Records contained in a dataset:
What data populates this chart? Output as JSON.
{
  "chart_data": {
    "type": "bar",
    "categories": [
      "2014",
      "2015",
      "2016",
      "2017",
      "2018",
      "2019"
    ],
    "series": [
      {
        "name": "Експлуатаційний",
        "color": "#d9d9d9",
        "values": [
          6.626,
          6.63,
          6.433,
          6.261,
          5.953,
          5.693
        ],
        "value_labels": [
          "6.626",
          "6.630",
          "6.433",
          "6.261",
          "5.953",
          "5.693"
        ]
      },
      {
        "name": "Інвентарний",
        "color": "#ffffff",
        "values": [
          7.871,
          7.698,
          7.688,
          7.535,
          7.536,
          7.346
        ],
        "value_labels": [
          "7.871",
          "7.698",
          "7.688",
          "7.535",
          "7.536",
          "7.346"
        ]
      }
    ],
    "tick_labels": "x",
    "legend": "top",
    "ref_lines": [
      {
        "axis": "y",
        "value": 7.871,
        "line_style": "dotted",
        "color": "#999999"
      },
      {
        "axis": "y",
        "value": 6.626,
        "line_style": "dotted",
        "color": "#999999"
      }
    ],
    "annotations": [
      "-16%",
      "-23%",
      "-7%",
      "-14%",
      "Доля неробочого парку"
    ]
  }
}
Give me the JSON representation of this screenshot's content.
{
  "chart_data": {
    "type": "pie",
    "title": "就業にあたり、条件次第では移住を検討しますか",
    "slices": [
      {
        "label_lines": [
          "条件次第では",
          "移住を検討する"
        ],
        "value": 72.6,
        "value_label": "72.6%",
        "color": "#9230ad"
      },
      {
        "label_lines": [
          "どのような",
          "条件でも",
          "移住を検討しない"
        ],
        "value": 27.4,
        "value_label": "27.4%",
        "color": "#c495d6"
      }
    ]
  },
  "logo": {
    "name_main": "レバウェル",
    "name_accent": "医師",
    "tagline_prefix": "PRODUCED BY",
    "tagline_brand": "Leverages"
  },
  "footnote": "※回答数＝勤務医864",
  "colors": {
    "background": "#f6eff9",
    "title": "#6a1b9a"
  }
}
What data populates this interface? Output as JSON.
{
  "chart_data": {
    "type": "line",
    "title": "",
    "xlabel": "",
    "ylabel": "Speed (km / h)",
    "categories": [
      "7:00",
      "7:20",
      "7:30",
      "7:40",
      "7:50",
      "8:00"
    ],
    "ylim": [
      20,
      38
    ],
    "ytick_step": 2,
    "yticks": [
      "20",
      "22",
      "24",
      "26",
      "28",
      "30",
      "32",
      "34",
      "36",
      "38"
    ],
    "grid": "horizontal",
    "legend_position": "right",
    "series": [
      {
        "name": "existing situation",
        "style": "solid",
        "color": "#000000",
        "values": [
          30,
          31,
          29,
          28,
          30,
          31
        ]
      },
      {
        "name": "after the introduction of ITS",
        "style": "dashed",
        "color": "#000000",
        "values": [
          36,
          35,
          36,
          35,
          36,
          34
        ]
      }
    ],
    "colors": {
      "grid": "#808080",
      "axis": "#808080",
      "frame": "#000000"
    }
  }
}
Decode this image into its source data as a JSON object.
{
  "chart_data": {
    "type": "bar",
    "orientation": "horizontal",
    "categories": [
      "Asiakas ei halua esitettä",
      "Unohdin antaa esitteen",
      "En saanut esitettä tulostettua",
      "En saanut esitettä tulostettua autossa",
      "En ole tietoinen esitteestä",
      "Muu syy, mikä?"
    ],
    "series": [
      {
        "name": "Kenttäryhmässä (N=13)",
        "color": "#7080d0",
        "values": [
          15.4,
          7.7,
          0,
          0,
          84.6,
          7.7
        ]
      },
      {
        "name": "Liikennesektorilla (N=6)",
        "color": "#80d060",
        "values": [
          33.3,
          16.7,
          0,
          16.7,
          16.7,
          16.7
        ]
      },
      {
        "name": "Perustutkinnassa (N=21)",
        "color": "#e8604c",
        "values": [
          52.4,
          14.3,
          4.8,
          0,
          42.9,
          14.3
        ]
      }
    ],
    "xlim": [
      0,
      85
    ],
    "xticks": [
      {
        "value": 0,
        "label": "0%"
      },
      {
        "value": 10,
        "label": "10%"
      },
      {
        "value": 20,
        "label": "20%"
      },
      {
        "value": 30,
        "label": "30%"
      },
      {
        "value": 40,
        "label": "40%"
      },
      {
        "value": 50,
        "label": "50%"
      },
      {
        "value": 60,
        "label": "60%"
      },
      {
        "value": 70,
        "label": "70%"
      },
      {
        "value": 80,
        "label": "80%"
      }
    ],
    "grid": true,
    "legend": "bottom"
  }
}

**WHAT THE TASK REQUIRES**: Could you quote the material above in full, exactly as it stands?

**RESPONSE TO THE TASK**:
What data populates this chart? Output as JSON.
{
  "chart_data": {
    "type": "bar",
    "categories": [
      "2014",
      "2015",
      "2016",
      "2017",
      "2018",
      "2019"
    ],
    "series": [
      {
        "name": "Експлуатаційний",
        "color": "#d9d9d9",
        "values": [
          6.626,
          6.63,
          6.433,
          6.261,
          5.953,
          5.693
        ],
        "value_labels": [
          "6.626",
          "6.630",
          "6.433",
          "6.261",
          "5.953",
          "5.693"
        ]
      },
      {
        "name": "Інвентарний",
        "color": "#ffffff",
        "values": [
          7.871,
          7.698,
          7.688,
          7.535,
          7.536,
          7.346
        ],
        "value_labels": [
          "7.871",
          "7.698",
          "7.688",
          "7.535",
          "7.536",
          "7.346"
        ]
      }
    ],
    "tick_labels": "x",
    "legend": "top",
    "ref_lines": [
      {
        "axis": "y",
        "value": 7.871,
        "line_style": "dotted",
        "color": "#999999"
      },
      {
        "axis": "y",
        "value": 6.626,
        "line_style": "dotted",
        "color": "#999999"
      }
    ],
    "annotations": [
      "-16%",
      "-23%",
      "-7%",
      "-14%",
      "Доля неробочого парку"
    ]
  }
}
Give me the JSON representation of this screenshot's content.
{
  "chart_data": {
    "type": "pie",
    "title": "就業にあたり、条件次第では移住を検討しますか",
    "slices": [
      {
        "label_lines": [
          "条件次第では",
          "移住を検討する"
        ],
        "value": 72.6,
        "value_label": "72.6%",
        "color": "#9230ad"
      },
      {
        "label_lines": [
          "どのような",
          "条件でも",
          "移住を検討しない"
        ],
        "value": 27.4,
        "value_label": "27.4%",
        "color": "#c495d6"
      }
    ]
  },
  "logo": {
    "name_main": "レバウェル",
    "name_accent": "医師",
    "tagline_prefix": "PRODUCED BY",
    "tagline_brand": "Leverages"
  },
  "footnote": "※回答数＝勤務医864",
  "colors": {
    "background": "#f6eff9",
    "title": "#6a1b9a"
  }
}
What data populates this interface? Output as JSON.
{
  "chart_data": {
    "type": "line",
    "title": "",
    "xlabel": "",
    "ylabel": "Speed (km / h)",
    "categories": [
      "7:00",
      "7:20",
      "7:30",
      "7:40",
      "7:50",
      "8:00"
    ],
    "ylim": [
      20,
      38
    ],
    "ytick_step": 2,
    "yticks": [
      "20",
      "22",
      "24",
      "26",
      "28",
      "30",
      "32",
      "34",
      "36",
      "38"
    ],
    "grid": "horizontal",
    "legend_position": "right",
    "series": [
      {
        "name": "existing situation",
        "style": "solid",
        "color": "#000000",
        "values": [
          30,
          31,
          29,
          28,
          30,
          31
        ]
      },
      {
        "name": "after the introduction of ITS",
        "style": "dashed",
        "color": "#000000",
        "values": [
          36,
          35,
          36,
          35,
          36,
          34
        ]
      }
    ],
    "colors": {
      "grid": "#808080",
      "axis": "#808080",
      "frame": "#000000"
    }
  }
}
Decode this image into its source data as a JSON object.
{
  "chart_data": {
    "type": "bar",
    "orientation": "horizontal",
    "categories": [
      "Asiakas ei halua esitettä",
      "Unohdin antaa esitteen",
      "En saanut esitettä tulostettua",
      "En saanut esitettä tulostettua autossa",
      "En ole tietoinen esitteestä",
      "Muu syy, mikä?"
    ],
    "series": [
      {
        "name": "Kenttäryhmässä (N=13)",
        "color": "#7080d0",
        "values": [
          15.4,
          7.7,
          0,
          0,
          84.6,
          7.7
        ]
      },
      {
        "name": "Liikennesektorilla (N=6)",
        "color": "#80d060",
        "values": [
          33.3,
          16.7,
          0,
          16.7,
          16.7,
          16.7
        ]
      },
      {
        "name": "Perustutkinnassa (N=21)",
        "color": "#e8604c",
        "values": [
          52.4,
          14.3,
          4.8,
          0,
          42.9,
          14.3
        ]
      }
    ],
    "xlim": [
      0,
      85
    ],
    "xticks": [
      {
        "value": 0,
        "label": "0%"
      },
      {
        "value": 10,
        "label": "10%"
      },
      {
        "value": 20,
        "label": "20%"
      },
      {
        "value": 30,
        "label": "30%"
      },
      {
        "value": 40,
        "label": "40%"
      },
      {
        "value": 50,
        "label": "50%"
      },
      {
        "value": 60,
        "label": "60%"
      },
      {
        "value": 70,
        "label": "70%"
      },
      {
        "value": 80,
        "label": "80%"
      }
    ],
    "grid": true,
    "legend": "bottom"
  }
}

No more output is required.